» **INFORMATION PROVIDED**
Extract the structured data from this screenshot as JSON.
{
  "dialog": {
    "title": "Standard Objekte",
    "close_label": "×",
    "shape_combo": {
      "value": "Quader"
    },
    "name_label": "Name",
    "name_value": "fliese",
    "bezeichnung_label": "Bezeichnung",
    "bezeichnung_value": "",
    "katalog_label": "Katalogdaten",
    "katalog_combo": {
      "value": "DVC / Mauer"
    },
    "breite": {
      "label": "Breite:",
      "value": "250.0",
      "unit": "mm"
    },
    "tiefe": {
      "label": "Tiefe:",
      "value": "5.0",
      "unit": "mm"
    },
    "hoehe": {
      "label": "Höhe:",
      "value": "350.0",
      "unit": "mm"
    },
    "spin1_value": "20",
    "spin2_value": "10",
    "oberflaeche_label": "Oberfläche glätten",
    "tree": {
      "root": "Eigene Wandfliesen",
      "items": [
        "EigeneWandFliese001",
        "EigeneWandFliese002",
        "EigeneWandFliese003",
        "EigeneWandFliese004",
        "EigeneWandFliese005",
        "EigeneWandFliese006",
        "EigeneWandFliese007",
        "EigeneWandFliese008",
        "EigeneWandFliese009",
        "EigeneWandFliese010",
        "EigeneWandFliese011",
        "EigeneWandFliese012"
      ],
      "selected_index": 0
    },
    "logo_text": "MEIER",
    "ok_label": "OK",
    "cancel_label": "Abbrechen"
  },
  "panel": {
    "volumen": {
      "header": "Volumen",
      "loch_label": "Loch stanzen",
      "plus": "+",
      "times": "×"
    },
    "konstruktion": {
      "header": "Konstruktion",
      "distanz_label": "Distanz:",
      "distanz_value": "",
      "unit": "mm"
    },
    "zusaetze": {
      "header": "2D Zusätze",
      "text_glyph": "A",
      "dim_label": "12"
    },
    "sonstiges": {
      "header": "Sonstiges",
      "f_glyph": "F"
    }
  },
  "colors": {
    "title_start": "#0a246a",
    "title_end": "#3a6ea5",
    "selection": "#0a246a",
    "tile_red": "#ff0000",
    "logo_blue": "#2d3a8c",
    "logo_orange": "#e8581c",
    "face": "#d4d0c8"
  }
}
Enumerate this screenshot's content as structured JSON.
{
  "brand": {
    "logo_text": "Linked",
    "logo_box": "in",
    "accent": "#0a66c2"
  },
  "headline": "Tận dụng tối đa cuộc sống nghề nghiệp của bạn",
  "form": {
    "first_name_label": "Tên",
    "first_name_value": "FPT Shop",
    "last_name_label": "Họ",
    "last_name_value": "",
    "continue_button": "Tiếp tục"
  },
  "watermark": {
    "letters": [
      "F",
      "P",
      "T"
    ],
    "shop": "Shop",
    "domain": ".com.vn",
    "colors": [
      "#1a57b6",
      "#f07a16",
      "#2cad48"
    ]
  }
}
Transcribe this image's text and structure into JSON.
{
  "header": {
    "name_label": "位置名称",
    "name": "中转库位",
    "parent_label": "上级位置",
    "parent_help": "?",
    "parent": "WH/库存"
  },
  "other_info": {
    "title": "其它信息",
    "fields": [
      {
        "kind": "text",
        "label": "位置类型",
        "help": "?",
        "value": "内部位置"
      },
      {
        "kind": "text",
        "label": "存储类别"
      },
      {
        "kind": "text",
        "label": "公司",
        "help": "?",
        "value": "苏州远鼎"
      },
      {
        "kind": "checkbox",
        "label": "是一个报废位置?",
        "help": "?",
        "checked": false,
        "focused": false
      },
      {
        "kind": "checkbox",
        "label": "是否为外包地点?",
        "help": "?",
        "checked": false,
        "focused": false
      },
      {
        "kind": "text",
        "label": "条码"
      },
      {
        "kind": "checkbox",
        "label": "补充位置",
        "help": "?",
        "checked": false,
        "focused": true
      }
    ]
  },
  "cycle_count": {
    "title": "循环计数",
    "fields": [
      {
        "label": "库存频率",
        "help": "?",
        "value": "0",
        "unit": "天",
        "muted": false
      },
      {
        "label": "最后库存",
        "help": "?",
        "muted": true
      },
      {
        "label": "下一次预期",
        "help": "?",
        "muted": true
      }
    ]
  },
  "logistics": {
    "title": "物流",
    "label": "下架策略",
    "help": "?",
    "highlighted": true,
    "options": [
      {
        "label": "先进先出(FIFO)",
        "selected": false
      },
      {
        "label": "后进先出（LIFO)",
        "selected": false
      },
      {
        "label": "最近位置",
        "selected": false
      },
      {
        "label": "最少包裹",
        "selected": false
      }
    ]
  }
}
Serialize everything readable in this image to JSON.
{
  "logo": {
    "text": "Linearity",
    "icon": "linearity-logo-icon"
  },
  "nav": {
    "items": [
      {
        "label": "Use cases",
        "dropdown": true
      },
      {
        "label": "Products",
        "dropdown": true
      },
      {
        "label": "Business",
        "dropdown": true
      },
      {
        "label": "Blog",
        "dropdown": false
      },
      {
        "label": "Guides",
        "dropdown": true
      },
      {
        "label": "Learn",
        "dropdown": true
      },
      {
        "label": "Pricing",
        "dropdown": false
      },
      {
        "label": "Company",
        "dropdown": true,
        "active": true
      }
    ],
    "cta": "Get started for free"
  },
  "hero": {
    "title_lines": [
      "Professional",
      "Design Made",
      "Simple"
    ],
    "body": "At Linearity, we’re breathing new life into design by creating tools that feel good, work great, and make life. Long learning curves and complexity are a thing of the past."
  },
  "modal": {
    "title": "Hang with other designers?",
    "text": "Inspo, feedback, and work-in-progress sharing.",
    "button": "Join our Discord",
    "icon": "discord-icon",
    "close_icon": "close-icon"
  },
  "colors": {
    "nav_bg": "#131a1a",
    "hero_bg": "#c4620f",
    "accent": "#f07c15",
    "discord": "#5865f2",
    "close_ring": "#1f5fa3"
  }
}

» **EXERCISE DIRECTIONS**
Write the whole listing out again. Keep every line exactly as it is.

» **THE OUTPUT**
Extract the structured data from this screenshot as JSON.
{
  "dialog": {
    "title": "Standard Objekte",
    "close_label": "×",
    "shape_combo": {
      "value": "Quader"
    },
    "name_label": "Name",
    "name_value": "fliese",
    "bezeichnung_label": "Bezeichnung",
    "bezeichnung_value": "",
    "katalog_label": "Katalogdaten",
    "katalog_combo": {
      "value": "DVC / Mauer"
    },
    "breite": {
      "label": "Breite:",
      "value": "250.0",
      "unit": "mm"
    },
    "tiefe": {
      "label": "Tiefe:",
      "value": "5.0",
      "unit": "mm"
    },
    "hoehe": {
      "label": "Höhe:",
      "value": "350.0",
      "unit": "mm"
    },
    "spin1_value": "20",
    "spin2_value": "10",
    "oberflaeche_label": "Oberfläche glätten",
    "tree": {
      "root": "Eigene Wandfliesen",
      "items": [
        "EigeneWandFliese001",
        "EigeneWandFliese002",
        "EigeneWandFliese003",
        "EigeneWandFliese004",
        "EigeneWandFliese005",
        "EigeneWandFliese006",
        "EigeneWandFliese007",
        "EigeneWandFliese008",
        "EigeneWandFliese009",
        "EigeneWandFliese010",
        "EigeneWandFliese011",
        "EigeneWandFliese012"
      ],
      "selected_index": 0
    },
    "logo_text": "MEIER",
    "ok_label": "OK",
    "cancel_label": "Abbrechen"
  },
  "panel": {
    "volumen": {
      "header": "Volumen",
      "loch_label": "Loch stanzen",
      "plus": "+",
      "times": "×"
    },
    "konstruktion": {
      "header": "Konstruktion",
      "distanz_label": "Distanz:",
      "distanz_value": "",
      "unit": "mm"
    },
    "zusaetze": {
      "header": "2D Zusätze",
      "text_glyph": "A",
      "dim_label": "12"
    },
    "sonstiges": {
      "header": "Sonstiges",
      "f_glyph": "F"
    }
  },
  "colors": {
    "title_start": "#0a246a",
    "title_end": "#3a6ea5",
    "selection": "#0a246a",
    "tile_red": "#ff0000",
    "logo_blue": "#2d3a8c",
    "logo_orange": "#e8581c",
    "face": "#d4d0c8"
  }
}
Enumerate this screenshot's content as structured JSON.
{
  "brand": {
    "logo_text": "Linked",
    "logo_box": "in",
    "accent": "#0a66c2"
  },
  "headline": "Tận dụng tối đa cuộc sống nghề nghiệp của bạn",
  "form": {
    "first_name_label": "Tên",
    "first_name_value": "FPT Shop",
    "last_name_label": "Họ",
    "last_name_value": "",
    "continue_button": "Tiếp tục"
  },
  "watermark": {
    "letters": [
      "F",
      "P",
      "T"
    ],
    "shop": "Shop",
    "domain": ".com.vn",
    "colors": [
      "#1a57b6",
      "#f07a16",
      "#2cad48"
    ]
  }
}
Transcribe this image's text and structure into JSON.
{
  "header": {
    "name_label": "位置名称",
    "name": "中转库位",
    "parent_label": "上级位置",
    "parent_help": "?",
    "parent": "WH/库存"
  },
  "other_info": {
    "title": "其它信息",
    "fields": [
      {
        "kind": "text",
        "label": "位置类型",
        "help": "?",
        "value": "内部位置"
      },
      {
        "kind": "text",
        "label": "存储类别"
      },
      {
        "kind": "text",
        "label": "公司",
        "help": "?",
        "value": "苏州远鼎"
      },
      {
        "kind": "checkbox",
        "label": "是一个报废位置?",
        "help": "?",
        "checked": false,
        "focused": false
      },
      {
        "kind": "checkbox",
        "label": "是否为外包地点?",
        "help": "?",
        "checked": false,
        "focused": false
      },
      {
        "kind": "text",
        "label": "条码"
      },
      {
        "kind": "checkbox",
        "label": "补充位置",
        "help": "?",
        "checked": false,
        "focused": true
      }
    ]
  },
  "cycle_count": {
    "title": "循环计数",
    "fields": [
      {
        "label": "库存频率",
        "help": "?",
        "value": "0",
        "unit": "天",
        "muted": false
      },
      {
        "label": "最后库存",
        "help": "?",
        "muted": true
      },
      {
        "label": "下一次预期",
        "help": "?",
        "muted": true
      }
    ]
  },
  "logistics": {
    "title": "物流",
    "label": "下架策略",
    "help": "?",
    "highlighted": true,
    "options": [
      {
        "label": "先进先出(FIFO)",
        "selected": false
      },
      {
        "label": "后进先出（LIFO)",
        "selected": false
      },
      {
        "label": "最近位置",
        "selected": false
      },
      {
        "label": "最少包裹",
        "selected": false
      }
    ]
  }
}
Serialize everything readable in this image to JSON.
{
  "logo": {
    "text": "Linearity",
    "icon": "linearity-logo-icon"
  },
  "nav": {
    "items": [
      {
        "label": "Use cases",
        "dropdown": true
      },
      {
        "label": "Products",
        "dropdown": true
      },
      {
        "label": "Business",
        "dropdown": true
      },
      {
        "label": "Blog",
        "dropdown": false
      },
      {
        "label": "Guides",
        "dropdown": true
      },
      {
        "label": "Learn",
        "dropdown": true
      },
      {
        "label": "Pricing",
        "dropdown": false
      },
      {
        "label": "Company",
        "dropdown": true,
        "active": true
      }
    ],
    "cta": "Get started for free"
  },
  "hero": {
    "title_lines": [
      "Professional",
      "Design Made",
      "Simple"
    ],
    "body": "At Linearity, we’re breathing new life into design by creating tools that feel good, work great, and make life. Long learning curves and complexity are a thing of the past."
  },
  "modal": {
    "title": "Hang with other designers?",
    "text": "Inspo, feedback, and work-in-progress sharing.",
    "button": "Join our Discord",
    "icon": "discord-icon",
    "close_icon": "close-icon"
  },
  "colors": {
    "nav_bg": "#131a1a",
    "hero_bg": "#c4620f",
    "accent": "#f07c15",
    "discord": "#5865f2",
    "close_ring": "#1f5fa3"
  }
}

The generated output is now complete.